-- EXERCISE REQUIREMENTS --
Gather up the lines with the word "color" in them.
+++
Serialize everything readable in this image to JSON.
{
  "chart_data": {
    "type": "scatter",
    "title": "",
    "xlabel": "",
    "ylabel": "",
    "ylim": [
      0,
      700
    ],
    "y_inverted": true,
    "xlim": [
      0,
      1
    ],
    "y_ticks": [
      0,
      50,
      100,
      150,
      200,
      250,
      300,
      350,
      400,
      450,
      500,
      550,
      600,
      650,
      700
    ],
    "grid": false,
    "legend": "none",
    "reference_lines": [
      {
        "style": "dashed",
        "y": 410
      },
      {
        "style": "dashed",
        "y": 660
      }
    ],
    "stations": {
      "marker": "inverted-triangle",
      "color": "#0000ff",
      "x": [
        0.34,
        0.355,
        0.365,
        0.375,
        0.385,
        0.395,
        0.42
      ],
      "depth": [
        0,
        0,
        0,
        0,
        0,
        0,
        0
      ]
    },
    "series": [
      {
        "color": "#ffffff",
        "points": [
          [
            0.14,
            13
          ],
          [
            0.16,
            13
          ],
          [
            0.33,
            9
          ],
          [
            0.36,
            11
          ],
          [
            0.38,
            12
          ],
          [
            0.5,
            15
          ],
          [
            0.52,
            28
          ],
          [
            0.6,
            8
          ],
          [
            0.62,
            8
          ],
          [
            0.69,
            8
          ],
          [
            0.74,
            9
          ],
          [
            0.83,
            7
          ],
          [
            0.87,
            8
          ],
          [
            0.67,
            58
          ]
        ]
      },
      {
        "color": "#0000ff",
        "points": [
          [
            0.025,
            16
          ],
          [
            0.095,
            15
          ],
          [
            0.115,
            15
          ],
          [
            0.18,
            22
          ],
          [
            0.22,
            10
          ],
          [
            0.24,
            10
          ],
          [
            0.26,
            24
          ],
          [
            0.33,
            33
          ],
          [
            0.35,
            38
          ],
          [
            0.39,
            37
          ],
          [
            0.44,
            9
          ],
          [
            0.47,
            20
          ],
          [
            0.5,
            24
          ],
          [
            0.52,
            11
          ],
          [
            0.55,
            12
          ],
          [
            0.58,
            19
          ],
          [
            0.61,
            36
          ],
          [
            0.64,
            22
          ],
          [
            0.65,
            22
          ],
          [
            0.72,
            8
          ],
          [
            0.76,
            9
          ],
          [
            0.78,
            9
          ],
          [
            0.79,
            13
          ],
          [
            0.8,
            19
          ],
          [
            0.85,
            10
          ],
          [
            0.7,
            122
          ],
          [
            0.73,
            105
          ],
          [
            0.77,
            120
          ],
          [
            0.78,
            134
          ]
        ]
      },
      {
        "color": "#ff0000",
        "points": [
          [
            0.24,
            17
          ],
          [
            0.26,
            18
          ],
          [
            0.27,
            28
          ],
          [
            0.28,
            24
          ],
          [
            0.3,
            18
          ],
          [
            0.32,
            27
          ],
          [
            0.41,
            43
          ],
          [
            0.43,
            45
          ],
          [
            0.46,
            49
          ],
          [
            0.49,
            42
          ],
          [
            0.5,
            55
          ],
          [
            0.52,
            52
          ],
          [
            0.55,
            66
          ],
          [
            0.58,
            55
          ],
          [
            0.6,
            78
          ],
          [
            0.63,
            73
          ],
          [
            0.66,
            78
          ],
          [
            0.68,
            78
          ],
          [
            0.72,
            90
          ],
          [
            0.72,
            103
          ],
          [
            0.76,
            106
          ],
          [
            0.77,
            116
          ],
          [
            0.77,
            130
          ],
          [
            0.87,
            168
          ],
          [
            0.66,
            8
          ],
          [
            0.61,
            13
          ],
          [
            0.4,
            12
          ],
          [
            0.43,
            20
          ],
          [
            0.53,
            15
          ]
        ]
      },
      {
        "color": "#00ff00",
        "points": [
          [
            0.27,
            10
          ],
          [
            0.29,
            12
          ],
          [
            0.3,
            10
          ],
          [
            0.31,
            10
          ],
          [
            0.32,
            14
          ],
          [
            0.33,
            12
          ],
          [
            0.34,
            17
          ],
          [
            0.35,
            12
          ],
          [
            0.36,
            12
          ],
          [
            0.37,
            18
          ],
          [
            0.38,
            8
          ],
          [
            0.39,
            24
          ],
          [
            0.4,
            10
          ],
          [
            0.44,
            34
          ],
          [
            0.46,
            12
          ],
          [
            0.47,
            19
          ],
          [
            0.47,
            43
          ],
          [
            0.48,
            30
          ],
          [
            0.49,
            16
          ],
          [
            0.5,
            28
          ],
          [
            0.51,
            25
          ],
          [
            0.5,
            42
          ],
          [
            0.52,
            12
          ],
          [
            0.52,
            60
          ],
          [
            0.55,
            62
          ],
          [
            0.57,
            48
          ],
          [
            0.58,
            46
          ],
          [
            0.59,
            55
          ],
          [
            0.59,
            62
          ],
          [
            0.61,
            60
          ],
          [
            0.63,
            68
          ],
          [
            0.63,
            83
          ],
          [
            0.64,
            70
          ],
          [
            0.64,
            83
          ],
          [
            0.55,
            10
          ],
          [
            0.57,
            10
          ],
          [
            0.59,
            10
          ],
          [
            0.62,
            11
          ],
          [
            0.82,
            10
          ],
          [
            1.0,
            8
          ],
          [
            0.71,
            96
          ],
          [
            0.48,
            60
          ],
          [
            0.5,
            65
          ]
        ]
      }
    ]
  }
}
+++
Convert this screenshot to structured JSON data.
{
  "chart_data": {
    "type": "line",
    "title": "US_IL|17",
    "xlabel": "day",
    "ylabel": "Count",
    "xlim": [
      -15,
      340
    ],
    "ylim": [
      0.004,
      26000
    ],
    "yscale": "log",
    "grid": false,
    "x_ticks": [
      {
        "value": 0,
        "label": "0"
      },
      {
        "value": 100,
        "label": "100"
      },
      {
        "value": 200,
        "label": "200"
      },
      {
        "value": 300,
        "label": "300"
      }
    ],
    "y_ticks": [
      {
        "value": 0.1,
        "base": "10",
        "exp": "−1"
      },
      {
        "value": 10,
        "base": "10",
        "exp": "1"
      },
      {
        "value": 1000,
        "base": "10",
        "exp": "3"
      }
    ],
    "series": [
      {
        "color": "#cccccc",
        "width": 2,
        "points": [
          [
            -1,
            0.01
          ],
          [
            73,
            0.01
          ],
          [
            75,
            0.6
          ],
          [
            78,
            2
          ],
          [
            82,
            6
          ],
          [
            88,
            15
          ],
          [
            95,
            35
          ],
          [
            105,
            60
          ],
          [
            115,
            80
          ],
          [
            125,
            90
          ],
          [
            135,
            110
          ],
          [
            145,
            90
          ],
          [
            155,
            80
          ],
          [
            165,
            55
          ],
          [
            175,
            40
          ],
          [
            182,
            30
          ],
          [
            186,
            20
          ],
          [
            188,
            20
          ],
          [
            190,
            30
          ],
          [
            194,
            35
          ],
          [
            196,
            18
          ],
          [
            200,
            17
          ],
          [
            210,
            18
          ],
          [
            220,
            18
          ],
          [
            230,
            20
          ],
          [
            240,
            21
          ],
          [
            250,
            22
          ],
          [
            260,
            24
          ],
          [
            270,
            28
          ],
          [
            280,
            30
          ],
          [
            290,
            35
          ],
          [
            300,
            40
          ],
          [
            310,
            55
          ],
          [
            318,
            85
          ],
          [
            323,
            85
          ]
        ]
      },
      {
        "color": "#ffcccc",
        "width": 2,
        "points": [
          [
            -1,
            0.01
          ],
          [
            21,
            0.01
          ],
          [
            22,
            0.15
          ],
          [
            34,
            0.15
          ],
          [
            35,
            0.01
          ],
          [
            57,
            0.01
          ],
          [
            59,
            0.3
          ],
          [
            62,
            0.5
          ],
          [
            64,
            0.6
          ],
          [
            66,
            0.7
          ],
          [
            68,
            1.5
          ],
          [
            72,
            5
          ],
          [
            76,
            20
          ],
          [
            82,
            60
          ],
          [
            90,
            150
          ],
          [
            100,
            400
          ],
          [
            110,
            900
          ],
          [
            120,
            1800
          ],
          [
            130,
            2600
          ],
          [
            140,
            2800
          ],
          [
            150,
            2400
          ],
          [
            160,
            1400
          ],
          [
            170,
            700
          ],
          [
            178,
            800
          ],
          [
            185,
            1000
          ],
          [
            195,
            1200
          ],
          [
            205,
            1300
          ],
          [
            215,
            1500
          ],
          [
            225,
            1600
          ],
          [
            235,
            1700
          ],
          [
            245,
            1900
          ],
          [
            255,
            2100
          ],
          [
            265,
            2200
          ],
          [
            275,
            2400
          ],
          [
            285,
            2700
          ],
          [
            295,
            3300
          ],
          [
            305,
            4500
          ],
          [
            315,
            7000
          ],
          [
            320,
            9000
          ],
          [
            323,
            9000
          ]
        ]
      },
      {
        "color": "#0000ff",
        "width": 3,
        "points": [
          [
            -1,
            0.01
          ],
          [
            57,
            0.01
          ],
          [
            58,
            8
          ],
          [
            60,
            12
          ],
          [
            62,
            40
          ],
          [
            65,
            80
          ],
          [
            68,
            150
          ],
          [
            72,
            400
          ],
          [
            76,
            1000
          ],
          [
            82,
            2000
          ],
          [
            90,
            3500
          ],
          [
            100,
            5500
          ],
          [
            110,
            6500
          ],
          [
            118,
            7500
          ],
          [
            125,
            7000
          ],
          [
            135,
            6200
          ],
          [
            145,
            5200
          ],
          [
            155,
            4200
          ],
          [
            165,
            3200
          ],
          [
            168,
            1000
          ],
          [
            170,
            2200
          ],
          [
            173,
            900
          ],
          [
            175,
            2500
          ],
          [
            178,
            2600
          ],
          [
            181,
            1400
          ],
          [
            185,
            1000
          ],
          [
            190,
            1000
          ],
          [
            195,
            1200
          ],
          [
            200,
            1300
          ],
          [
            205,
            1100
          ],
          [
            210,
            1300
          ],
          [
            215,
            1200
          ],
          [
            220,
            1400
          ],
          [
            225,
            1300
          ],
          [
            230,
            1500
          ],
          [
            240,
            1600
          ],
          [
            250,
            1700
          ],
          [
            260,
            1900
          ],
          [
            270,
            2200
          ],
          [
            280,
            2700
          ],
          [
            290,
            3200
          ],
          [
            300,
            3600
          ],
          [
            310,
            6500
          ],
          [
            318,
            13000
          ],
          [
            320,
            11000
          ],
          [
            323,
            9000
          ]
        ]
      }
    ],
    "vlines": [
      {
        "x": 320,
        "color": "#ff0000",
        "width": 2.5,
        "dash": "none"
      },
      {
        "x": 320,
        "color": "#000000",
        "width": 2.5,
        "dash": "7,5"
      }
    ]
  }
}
+++
-- THE REPLY --
      "color": "#0000ff",
        "color": "#ffffff",
        "color": "#0000ff",
        "color": "#ff0000",
        "color": "#00ff00",
        "color": "#cccccc",
        "color": "#ffcccc",
        "color": "#0000ff",
        "color": "#ff0000",
        "color": "#000000",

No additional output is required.